- **Dataset excerpts**
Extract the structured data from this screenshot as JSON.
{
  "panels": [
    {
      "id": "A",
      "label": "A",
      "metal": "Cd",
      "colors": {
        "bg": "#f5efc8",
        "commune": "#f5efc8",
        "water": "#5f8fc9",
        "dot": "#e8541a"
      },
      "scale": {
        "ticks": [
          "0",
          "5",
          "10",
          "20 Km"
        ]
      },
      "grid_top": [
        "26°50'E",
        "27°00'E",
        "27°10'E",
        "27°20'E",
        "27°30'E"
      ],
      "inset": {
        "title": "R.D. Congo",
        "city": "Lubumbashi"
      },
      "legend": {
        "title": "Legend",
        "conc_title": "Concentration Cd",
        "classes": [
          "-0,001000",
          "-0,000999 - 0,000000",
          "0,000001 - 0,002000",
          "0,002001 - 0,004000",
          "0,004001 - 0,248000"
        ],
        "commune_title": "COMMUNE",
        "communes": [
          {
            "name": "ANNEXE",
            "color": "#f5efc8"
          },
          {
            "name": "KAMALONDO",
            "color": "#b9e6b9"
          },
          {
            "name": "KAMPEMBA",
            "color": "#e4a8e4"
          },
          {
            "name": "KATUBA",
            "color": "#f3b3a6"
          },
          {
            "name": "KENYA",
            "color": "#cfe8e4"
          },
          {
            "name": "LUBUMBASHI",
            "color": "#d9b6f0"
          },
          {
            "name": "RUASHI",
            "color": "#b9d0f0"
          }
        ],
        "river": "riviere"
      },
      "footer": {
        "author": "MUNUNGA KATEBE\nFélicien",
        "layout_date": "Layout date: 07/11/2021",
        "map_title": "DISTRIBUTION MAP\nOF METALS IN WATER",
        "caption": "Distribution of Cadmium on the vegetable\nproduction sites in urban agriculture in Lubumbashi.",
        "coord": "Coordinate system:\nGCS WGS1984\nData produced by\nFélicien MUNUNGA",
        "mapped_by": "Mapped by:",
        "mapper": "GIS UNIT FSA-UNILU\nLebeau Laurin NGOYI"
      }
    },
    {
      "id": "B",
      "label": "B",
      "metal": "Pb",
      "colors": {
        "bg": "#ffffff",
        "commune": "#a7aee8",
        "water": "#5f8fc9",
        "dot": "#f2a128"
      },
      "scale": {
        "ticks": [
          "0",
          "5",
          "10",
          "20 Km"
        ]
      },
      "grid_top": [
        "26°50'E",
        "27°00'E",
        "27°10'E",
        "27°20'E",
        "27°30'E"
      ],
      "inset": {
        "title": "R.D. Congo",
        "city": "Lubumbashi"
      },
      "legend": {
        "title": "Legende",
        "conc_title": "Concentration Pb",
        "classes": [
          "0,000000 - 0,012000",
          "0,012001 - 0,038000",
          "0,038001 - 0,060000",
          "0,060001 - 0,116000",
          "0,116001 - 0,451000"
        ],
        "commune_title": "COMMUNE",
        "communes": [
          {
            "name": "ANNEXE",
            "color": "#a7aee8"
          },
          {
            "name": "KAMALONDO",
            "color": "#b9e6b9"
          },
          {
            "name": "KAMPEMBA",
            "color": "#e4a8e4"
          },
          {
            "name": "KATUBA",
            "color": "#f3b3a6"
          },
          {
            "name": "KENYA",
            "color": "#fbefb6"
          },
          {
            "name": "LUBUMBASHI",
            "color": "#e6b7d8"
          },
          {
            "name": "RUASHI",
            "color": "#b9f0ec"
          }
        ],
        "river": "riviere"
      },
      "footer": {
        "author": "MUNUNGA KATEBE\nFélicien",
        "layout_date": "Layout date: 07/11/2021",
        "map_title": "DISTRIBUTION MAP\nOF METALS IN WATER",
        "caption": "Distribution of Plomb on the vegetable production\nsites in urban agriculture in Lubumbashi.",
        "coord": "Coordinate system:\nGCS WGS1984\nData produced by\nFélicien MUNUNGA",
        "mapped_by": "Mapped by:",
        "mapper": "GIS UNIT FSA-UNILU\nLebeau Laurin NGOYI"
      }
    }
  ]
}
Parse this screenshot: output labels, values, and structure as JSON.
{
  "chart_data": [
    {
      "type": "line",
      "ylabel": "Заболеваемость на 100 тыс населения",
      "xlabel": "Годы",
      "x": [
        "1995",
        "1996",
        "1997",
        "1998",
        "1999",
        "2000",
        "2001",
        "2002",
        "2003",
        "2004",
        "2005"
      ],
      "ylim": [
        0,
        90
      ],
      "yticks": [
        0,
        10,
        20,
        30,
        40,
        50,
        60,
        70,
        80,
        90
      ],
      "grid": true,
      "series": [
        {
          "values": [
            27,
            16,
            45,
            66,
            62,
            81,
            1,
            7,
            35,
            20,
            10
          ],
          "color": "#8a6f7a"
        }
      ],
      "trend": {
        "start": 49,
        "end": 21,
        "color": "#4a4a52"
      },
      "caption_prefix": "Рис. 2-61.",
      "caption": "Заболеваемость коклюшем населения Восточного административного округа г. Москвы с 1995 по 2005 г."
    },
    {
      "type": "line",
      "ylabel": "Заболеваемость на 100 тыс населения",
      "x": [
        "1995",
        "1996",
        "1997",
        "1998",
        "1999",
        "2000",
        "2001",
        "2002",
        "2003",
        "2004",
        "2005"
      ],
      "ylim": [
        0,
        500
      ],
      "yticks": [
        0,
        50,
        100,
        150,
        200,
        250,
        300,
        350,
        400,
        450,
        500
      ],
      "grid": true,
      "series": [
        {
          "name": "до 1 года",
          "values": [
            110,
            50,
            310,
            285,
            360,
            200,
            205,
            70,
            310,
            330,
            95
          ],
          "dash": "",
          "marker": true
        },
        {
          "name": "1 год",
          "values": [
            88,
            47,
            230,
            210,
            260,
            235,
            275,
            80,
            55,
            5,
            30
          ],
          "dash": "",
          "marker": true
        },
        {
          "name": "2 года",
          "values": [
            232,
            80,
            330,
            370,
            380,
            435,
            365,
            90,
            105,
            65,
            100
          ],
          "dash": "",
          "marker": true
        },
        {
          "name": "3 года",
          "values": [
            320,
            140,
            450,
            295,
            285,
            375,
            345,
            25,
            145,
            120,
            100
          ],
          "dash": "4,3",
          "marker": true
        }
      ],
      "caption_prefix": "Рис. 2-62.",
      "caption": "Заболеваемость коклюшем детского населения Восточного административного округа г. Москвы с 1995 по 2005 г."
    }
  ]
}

- **Given problem**
Provide only the count of lines in the material above that hold the word "vegetable".

- **Reply to the task**
2